In your copy, reproduce the entries exactly as they are, minus the images.

======== EXERCISE MATERIALS

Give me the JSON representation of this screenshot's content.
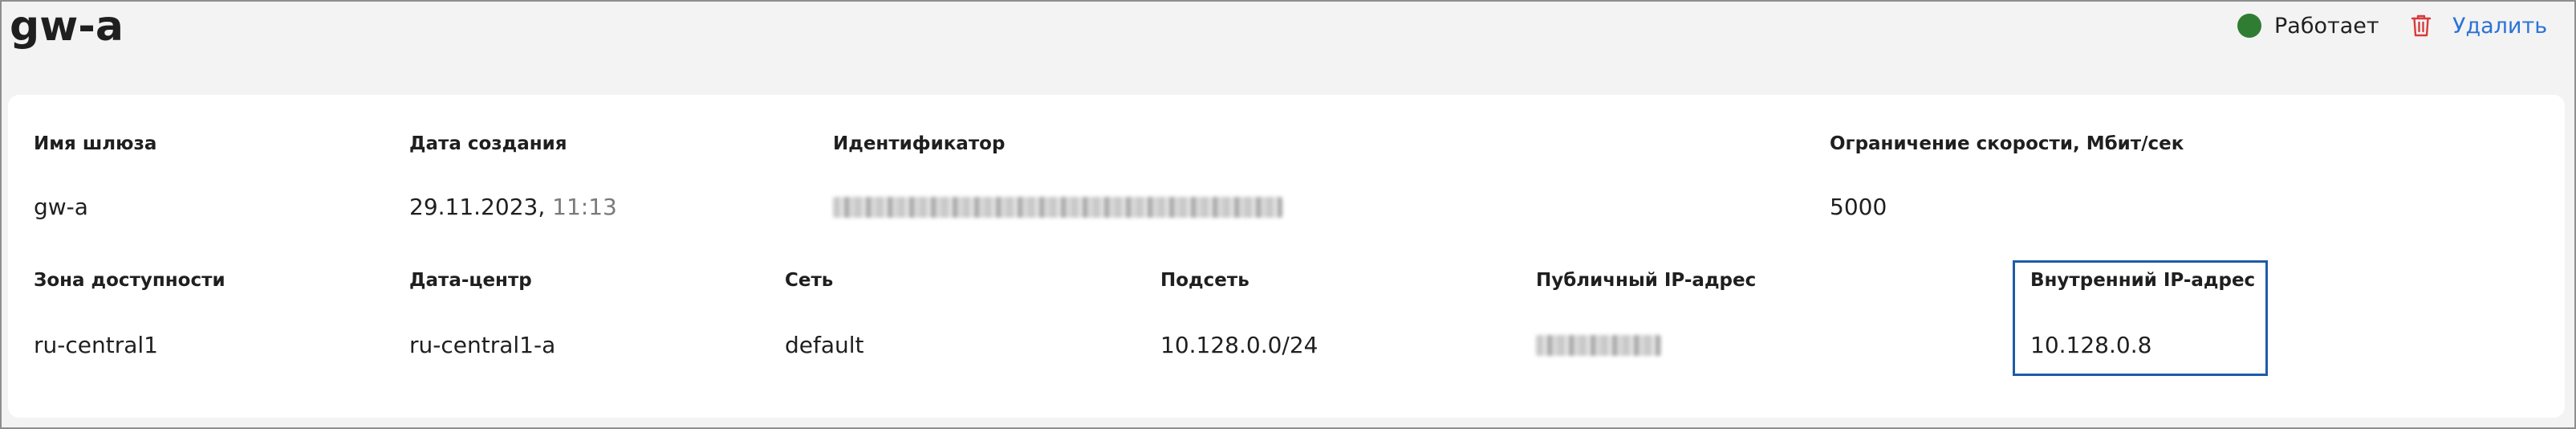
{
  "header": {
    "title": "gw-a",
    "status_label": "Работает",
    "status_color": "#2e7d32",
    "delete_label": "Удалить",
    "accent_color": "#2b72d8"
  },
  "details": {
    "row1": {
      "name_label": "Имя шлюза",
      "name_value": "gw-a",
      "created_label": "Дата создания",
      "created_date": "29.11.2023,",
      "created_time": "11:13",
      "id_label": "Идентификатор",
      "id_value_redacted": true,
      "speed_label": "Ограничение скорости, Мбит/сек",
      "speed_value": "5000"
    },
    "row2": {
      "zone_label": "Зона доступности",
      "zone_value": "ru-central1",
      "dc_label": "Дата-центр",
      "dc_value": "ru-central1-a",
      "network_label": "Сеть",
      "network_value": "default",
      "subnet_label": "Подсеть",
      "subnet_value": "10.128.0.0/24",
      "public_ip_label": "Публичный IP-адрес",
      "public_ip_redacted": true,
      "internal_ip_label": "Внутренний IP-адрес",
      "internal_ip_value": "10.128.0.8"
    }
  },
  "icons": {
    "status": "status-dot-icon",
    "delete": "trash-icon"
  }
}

================

EXERCISE SOLUTION:
Give me the JSON representation of this screenshot's content.
{
  "header": {
    "title": "gw-a",
    "status_label": "Работает",
    "status_color": "#2e7d32",
    "delete_label": "Удалить",
    "accent_color": "#2b72d8"
  },
  "details": {
    "row1": {
      "name_label": "Имя шлюза",
      "name_value": "gw-a",
      "created_label": "Дата создания",
      "created_date": "29.11.2023,",
      "created_time": "11:13",
      "id_label": "Идентификатор",
      "id_value_redacted": true,
      "speed_label": "Ограничение скорости, Мбит/сек",
      "speed_value": "5000"
    },
    "row2": {
      "zone_label": "Зона доступности",
      "zone_value": "ru-central1",
      "dc_label": "Дата-центр",
      "dc_value": "ru-central1-a",
      "network_label": "Сеть",
      "network_value": "default",
      "subnet_label": "Подсеть",
      "subnet_value": "10.128.0.0/24",
      "public_ip_label": "Публичный IP-адрес",
      "public_ip_redacted": true,
      "internal_ip_label": "Внутренний IP-адрес",
      "internal_ip_value": "10.128.0.8"
    }
  },
  "icons": {
    "status": "status-dot-icon",
    "delete": "trash-icon"
  }
}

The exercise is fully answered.